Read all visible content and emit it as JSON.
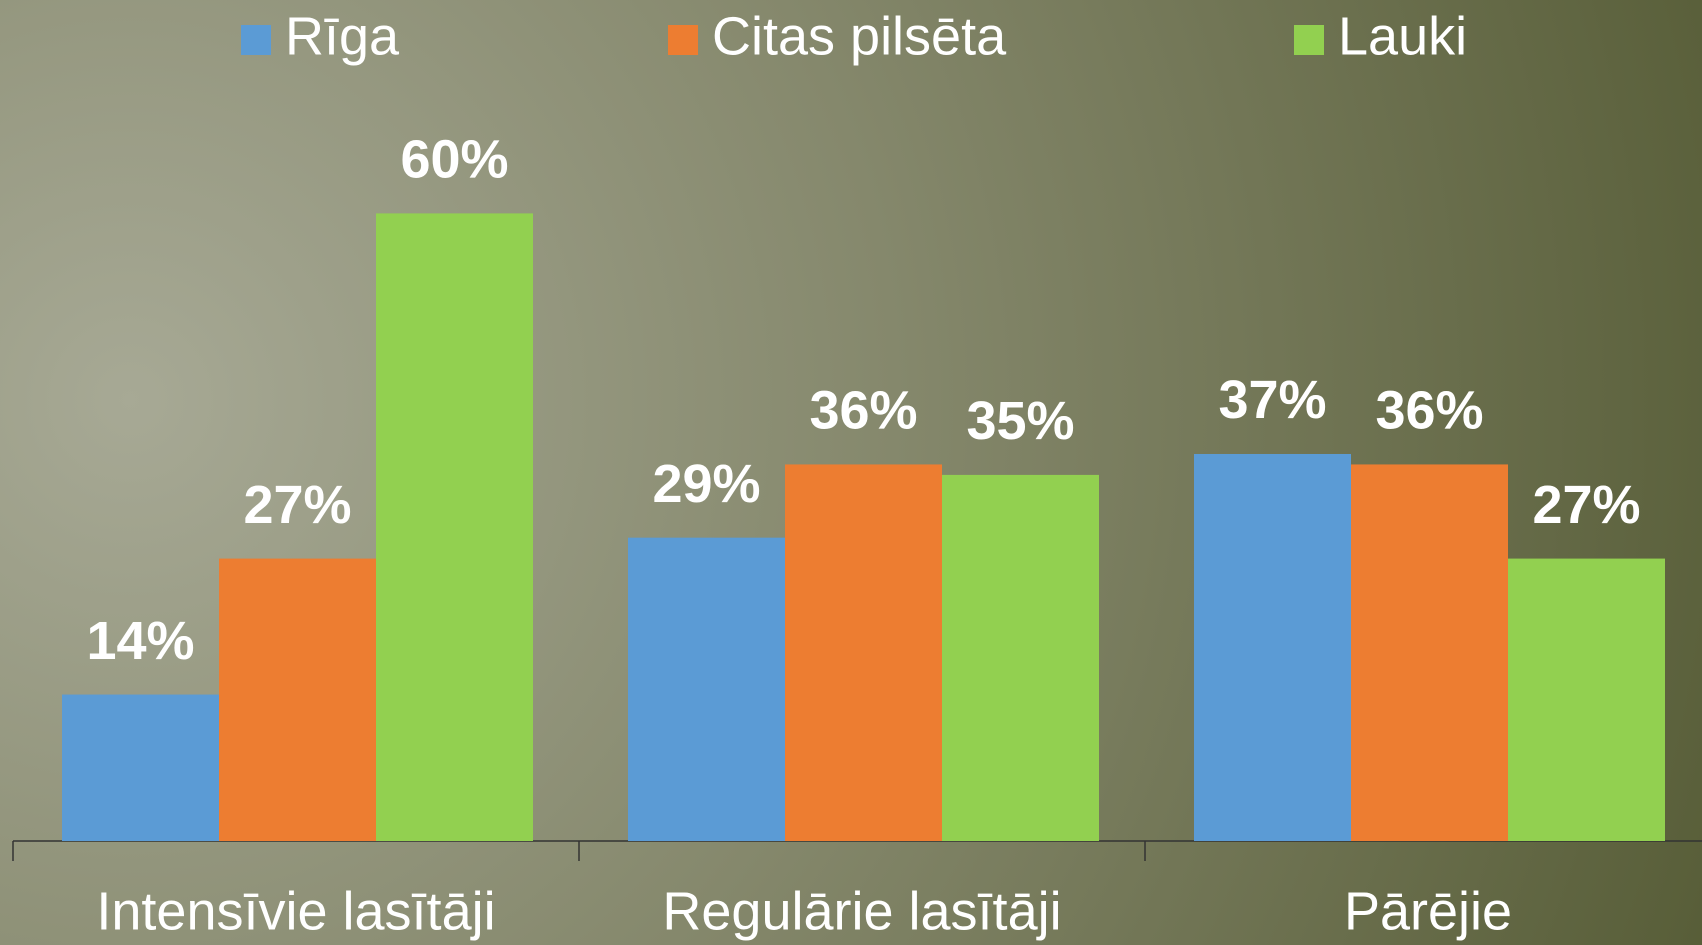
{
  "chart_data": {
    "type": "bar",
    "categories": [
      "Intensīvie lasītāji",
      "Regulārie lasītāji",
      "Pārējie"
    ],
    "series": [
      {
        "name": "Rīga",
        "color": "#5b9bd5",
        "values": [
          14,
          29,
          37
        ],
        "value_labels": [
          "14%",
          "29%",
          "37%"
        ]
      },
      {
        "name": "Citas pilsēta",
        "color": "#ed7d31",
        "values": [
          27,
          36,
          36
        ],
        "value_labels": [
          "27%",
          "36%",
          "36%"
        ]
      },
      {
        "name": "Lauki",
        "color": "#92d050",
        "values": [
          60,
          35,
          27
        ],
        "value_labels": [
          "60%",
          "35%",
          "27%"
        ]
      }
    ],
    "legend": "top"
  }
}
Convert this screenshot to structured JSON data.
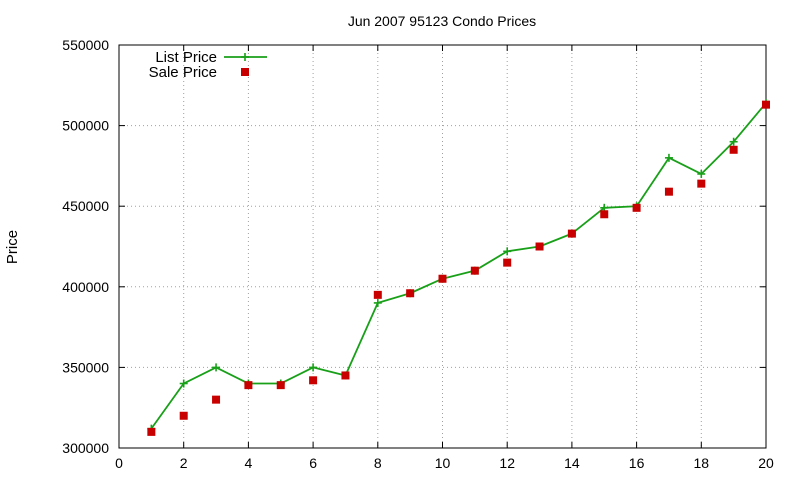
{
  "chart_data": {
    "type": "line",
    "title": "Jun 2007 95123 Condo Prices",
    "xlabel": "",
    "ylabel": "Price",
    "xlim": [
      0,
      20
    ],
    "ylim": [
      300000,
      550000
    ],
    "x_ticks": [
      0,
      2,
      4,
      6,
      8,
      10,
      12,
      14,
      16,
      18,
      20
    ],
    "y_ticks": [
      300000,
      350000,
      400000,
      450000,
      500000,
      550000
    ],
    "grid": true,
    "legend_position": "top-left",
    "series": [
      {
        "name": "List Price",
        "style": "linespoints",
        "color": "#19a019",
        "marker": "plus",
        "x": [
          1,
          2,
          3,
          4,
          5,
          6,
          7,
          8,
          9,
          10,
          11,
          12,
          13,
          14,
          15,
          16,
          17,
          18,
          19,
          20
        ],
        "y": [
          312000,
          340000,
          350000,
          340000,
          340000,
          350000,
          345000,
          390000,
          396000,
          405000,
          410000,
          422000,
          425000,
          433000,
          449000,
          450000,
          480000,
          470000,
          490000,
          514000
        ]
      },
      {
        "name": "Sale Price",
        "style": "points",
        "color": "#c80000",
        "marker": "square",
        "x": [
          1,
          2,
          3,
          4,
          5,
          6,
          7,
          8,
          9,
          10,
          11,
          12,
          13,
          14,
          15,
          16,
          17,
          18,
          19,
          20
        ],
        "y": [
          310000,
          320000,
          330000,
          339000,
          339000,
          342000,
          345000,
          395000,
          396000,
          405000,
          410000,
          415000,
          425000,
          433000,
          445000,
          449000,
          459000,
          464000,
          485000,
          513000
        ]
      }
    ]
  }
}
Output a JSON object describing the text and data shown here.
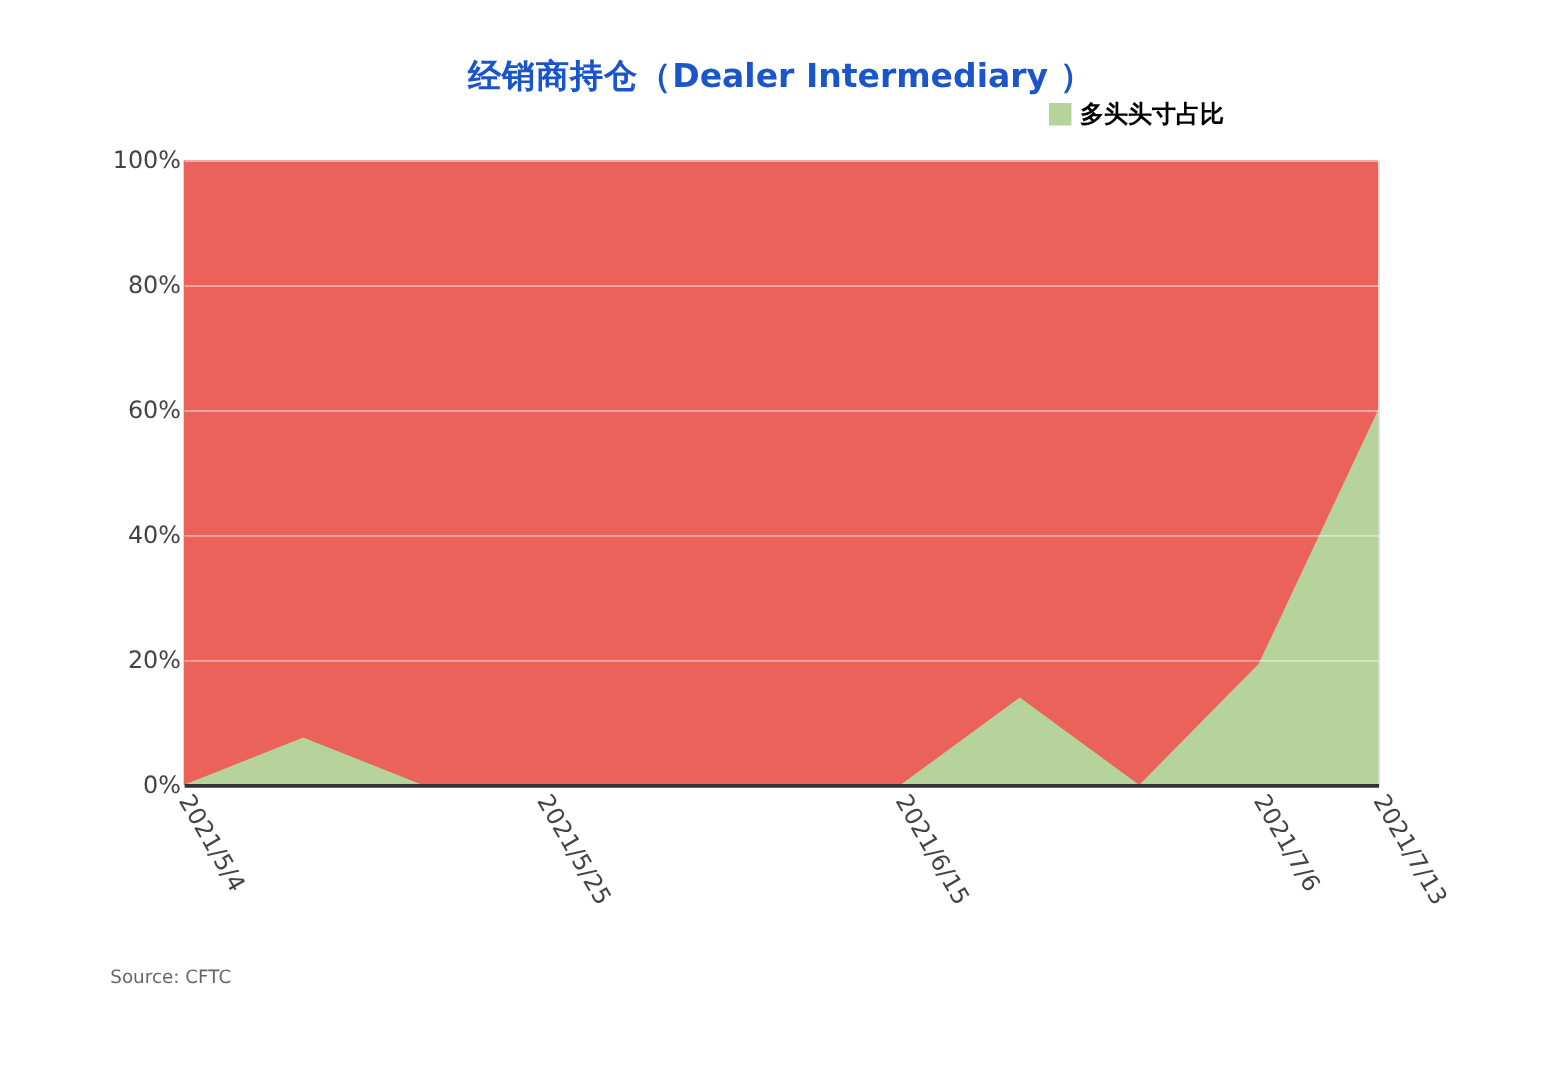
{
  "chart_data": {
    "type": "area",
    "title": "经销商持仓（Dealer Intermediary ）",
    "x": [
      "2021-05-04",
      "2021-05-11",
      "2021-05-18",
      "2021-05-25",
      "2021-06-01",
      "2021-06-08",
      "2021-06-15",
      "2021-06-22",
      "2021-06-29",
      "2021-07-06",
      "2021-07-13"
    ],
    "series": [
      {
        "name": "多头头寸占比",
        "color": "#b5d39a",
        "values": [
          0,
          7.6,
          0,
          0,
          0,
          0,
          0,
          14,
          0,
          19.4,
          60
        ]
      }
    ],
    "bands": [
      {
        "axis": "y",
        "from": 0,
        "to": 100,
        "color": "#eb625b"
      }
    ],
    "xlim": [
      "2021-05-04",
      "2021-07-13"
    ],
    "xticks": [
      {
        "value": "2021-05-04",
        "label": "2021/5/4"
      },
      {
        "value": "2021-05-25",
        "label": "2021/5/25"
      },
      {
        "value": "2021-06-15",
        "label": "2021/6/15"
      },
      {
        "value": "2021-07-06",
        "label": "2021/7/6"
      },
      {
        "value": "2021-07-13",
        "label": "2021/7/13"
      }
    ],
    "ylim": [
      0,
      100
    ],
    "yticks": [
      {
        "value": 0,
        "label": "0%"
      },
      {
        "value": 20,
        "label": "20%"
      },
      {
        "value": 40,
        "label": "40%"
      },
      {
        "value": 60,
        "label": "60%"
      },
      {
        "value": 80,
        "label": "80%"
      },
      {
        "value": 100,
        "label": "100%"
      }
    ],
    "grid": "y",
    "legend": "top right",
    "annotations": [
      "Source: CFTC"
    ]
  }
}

The problem:
Read the entries and pick out all lines that include the word "lasītāji".

Finished answer:
      "Intensīvie lasītāji",
      "Regulārie lasītāji",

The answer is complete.